EXERCISE DIRECTIONS: Single out the lines of the material that contain "محمد" and copy them.

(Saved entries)

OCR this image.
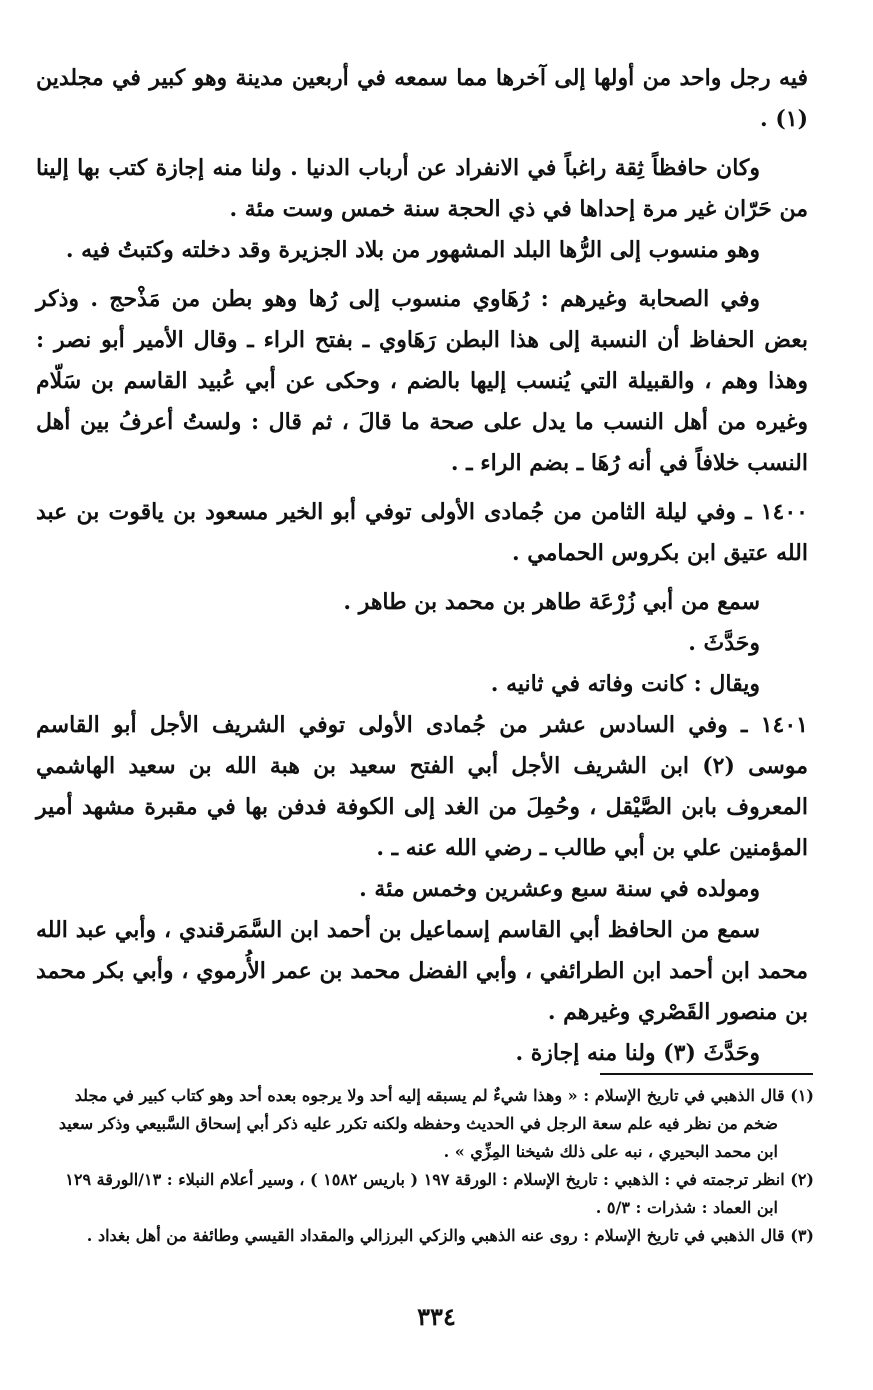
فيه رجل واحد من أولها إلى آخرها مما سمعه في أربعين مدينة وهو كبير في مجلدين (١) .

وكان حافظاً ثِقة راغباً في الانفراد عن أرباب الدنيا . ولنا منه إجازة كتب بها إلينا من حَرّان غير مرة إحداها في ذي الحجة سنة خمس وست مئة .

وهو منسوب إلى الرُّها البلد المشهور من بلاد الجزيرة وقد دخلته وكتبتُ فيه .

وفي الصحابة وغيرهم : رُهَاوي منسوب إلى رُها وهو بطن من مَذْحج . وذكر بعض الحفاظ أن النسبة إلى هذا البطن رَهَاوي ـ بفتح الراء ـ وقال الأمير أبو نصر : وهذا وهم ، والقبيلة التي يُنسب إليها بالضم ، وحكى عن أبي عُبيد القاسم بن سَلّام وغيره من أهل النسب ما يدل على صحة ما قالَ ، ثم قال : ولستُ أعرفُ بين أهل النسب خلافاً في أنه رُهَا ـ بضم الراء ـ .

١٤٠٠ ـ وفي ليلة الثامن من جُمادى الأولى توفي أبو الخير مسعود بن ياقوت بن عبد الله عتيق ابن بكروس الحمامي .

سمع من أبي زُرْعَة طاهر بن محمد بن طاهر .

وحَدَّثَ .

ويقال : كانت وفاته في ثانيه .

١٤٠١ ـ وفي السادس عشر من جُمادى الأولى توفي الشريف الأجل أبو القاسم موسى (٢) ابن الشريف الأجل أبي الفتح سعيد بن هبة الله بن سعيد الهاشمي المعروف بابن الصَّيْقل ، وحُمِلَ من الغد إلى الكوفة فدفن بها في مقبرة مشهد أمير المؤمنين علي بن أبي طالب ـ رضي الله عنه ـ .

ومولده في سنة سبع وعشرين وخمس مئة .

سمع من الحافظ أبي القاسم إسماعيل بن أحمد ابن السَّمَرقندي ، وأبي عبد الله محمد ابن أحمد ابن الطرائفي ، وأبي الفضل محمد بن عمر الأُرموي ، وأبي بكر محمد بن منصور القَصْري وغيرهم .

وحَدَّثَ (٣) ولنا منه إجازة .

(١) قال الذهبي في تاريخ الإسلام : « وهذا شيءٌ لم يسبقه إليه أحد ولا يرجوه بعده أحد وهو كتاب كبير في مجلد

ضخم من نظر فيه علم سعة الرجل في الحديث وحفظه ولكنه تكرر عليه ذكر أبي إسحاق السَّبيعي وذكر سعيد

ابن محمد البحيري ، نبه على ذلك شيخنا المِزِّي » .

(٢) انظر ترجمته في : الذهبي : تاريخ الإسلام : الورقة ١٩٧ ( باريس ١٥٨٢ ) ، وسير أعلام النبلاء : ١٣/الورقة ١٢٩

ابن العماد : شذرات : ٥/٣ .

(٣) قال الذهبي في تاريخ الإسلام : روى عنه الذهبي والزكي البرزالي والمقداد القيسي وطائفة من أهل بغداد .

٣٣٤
--
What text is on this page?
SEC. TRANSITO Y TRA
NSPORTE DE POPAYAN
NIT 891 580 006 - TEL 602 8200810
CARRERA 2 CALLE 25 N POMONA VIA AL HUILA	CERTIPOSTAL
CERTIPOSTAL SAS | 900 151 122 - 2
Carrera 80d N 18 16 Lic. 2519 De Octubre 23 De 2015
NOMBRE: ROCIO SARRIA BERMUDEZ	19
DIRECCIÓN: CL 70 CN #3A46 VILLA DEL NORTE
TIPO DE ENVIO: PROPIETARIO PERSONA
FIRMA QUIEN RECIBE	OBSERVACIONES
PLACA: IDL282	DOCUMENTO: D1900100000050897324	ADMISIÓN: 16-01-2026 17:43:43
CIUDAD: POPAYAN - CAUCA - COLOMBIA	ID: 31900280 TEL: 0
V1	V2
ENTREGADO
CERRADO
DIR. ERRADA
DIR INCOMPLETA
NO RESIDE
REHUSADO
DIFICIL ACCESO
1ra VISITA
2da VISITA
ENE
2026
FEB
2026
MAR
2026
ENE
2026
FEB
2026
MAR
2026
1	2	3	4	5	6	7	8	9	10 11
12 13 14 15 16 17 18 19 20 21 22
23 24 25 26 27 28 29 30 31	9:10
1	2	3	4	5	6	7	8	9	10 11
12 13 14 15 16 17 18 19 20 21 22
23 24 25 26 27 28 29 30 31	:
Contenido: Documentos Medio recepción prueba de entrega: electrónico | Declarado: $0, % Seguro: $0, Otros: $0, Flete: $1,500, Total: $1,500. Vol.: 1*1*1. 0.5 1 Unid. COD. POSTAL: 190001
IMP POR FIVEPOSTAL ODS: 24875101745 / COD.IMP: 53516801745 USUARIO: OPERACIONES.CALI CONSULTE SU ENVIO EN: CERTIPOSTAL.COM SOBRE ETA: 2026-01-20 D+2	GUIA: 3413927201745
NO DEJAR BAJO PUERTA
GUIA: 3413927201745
...
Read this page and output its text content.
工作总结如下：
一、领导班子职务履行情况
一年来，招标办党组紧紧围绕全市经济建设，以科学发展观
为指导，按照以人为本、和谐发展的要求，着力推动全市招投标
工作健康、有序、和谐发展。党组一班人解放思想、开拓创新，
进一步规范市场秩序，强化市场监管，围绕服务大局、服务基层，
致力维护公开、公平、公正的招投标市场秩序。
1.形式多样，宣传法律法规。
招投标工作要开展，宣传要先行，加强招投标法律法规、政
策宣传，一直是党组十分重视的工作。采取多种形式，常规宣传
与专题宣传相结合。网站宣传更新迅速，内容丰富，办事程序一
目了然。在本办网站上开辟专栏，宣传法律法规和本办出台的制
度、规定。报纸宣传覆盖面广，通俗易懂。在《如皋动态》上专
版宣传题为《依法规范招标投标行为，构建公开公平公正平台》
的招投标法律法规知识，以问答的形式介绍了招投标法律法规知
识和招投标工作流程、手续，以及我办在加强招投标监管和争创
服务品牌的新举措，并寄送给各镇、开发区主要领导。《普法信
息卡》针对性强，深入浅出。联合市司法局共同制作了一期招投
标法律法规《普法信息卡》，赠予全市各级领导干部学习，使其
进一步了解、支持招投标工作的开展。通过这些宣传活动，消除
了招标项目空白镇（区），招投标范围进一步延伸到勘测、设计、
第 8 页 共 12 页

FULL RESPONSE:
سمع من أبي زُرْعَة طاهر بن محمد بن طاهر .
سمع من الحافظ أبي القاسم إسماعيل بن أحمد ابن السَّمَرقندي ، وأبي عبد الله محمد ابن أحمد ابن الطرائفي ، وأبي الفضل محمد بن عمر الأُرموي ، وأبي بكر محمد بن منصور القَصْري وغيرهم .
ابن محمد البحيري ، نبه على ذلك شيخنا المِزِّي » .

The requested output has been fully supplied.